From the data below, extract the lines running from the one that contains "List each element" up to and including the one that contains "5, 229, 40]". Reproduce them word for word.

Dataset items
━━━━━━━━━━

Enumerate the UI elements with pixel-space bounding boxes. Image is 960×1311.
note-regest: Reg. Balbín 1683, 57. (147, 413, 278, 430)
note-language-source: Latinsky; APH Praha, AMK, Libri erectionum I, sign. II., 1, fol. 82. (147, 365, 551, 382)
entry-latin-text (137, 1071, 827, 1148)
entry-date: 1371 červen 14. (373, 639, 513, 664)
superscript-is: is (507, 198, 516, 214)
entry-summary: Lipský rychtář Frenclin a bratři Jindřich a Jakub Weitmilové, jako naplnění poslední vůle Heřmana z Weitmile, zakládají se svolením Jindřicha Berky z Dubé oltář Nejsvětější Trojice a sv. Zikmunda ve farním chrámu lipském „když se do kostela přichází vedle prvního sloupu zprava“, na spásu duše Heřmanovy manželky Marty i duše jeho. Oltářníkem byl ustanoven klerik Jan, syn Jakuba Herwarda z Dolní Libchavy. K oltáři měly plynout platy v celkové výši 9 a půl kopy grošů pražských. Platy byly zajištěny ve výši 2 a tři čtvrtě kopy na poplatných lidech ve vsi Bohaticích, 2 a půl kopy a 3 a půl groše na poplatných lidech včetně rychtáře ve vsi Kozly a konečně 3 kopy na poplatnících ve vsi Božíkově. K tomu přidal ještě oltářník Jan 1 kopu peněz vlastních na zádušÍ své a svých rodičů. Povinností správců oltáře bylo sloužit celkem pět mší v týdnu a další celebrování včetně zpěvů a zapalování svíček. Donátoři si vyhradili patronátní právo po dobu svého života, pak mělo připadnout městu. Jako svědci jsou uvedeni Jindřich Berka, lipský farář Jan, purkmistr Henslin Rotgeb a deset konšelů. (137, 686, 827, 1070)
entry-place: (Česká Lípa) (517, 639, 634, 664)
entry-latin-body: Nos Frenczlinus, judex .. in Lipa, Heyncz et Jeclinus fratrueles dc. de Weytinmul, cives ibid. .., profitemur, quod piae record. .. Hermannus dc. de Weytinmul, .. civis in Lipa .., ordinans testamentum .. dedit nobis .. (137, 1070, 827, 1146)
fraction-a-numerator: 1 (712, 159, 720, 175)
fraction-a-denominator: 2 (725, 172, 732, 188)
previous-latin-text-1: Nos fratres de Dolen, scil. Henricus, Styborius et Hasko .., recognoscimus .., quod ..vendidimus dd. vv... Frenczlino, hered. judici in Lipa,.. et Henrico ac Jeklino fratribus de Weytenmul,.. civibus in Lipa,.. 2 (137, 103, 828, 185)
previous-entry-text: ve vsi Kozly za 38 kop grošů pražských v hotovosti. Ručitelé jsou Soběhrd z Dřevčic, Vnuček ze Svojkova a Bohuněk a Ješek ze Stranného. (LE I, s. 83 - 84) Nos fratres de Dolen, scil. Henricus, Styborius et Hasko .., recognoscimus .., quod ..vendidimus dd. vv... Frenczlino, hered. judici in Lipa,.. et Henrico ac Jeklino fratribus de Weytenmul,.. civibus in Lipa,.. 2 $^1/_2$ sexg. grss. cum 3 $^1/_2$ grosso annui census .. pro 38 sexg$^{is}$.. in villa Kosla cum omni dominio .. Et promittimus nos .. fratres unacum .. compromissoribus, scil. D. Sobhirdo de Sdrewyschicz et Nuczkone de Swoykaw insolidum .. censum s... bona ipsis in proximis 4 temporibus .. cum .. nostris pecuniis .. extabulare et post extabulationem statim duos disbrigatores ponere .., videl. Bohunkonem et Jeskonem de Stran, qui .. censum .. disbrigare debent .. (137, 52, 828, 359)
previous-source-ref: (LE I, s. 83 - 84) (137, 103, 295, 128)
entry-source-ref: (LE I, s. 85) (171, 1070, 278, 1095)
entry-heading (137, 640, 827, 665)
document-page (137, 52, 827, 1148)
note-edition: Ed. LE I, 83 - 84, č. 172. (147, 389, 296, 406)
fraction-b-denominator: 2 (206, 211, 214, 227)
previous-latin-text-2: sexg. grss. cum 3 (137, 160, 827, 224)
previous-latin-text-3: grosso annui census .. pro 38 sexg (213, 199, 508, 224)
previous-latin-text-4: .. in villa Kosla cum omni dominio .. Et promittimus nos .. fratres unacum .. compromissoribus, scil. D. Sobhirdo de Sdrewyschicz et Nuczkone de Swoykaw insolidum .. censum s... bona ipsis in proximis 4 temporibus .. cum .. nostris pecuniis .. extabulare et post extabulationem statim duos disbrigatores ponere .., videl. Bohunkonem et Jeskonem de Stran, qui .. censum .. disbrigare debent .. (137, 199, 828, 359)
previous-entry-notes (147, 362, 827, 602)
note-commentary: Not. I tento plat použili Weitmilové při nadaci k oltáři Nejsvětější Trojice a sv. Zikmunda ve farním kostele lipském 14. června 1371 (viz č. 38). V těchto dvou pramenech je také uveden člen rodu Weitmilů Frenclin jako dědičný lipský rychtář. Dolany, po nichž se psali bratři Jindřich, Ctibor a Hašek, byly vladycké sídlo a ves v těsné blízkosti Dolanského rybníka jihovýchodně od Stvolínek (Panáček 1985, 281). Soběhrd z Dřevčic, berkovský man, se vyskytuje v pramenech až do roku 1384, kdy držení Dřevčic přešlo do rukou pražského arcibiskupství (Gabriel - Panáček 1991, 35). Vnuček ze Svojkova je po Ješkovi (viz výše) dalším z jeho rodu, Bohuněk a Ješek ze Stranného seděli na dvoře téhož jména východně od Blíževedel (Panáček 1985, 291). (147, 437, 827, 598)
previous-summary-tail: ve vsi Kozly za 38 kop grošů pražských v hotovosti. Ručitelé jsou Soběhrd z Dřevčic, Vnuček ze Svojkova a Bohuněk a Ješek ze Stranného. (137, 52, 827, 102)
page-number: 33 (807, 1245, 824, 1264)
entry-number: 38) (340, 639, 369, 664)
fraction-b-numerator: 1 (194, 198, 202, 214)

━━━━━━━━━━

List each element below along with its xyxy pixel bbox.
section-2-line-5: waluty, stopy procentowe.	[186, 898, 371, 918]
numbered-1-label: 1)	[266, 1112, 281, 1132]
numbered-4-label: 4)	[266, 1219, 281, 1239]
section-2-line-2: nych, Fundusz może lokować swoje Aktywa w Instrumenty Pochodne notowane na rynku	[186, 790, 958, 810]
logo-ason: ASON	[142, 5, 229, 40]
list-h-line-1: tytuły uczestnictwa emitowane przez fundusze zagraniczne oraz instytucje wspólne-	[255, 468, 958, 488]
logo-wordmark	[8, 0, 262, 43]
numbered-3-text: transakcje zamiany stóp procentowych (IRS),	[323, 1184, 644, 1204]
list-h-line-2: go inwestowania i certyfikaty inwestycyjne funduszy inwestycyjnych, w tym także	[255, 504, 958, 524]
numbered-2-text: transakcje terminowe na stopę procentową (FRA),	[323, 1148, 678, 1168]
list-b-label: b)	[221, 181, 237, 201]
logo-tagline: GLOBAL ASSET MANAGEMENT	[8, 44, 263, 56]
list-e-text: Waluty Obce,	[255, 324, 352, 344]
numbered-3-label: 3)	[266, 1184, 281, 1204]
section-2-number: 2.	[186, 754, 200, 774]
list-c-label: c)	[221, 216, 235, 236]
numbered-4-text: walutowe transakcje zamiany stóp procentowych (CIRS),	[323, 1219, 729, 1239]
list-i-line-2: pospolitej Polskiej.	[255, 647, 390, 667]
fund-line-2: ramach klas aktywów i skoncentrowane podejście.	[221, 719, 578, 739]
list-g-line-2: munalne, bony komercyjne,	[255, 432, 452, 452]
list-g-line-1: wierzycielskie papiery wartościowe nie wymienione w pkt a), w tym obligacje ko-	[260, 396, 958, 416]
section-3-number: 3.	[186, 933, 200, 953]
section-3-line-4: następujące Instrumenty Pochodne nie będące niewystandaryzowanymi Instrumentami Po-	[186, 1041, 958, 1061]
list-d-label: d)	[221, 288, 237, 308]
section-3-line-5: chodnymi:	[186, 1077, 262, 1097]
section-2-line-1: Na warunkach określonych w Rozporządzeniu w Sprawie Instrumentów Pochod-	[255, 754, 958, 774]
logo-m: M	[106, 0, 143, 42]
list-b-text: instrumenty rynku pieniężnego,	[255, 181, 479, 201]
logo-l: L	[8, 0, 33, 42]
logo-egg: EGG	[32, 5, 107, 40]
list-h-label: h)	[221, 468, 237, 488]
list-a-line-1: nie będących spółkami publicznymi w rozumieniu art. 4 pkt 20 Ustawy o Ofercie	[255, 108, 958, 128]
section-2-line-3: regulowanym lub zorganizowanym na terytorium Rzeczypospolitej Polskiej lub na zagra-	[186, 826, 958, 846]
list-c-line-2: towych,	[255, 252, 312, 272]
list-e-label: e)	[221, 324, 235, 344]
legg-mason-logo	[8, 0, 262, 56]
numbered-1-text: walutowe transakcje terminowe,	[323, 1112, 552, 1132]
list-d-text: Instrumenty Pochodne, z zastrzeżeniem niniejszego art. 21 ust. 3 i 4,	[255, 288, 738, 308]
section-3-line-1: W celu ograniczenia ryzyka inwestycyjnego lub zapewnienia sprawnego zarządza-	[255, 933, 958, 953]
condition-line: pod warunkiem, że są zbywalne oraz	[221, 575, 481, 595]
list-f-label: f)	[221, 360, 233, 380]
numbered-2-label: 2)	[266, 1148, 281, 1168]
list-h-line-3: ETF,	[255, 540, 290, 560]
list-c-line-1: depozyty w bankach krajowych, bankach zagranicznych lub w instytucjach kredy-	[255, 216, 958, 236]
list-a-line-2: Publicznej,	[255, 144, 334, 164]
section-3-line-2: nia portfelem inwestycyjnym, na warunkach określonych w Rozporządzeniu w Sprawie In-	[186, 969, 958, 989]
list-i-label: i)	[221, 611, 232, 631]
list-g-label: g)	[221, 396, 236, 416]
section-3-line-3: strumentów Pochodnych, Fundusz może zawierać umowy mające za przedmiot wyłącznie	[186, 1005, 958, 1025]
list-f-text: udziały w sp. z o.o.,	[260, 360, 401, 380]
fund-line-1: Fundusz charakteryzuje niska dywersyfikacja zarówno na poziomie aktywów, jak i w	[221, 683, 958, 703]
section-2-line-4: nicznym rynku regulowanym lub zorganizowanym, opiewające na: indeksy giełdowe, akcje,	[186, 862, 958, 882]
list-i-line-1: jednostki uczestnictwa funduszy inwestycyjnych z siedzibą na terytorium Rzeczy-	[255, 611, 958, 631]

━━━━━━━━━━

Answer to this task:
List each element below along with its xyxy pixel bbox.
section-2-line-5: waluty, stopy procentowe.	[186, 898, 371, 918]
numbered-1-label: 1)	[266, 1112, 281, 1132]
numbered-4-label: 4)	[266, 1219, 281, 1239]
section-2-line-2: nych, Fundusz może lokować swoje Aktywa w Instrumenty Pochodne notowane na rynku	[186, 790, 958, 810]
logo-ason: ASON	[142, 5, 229, 40]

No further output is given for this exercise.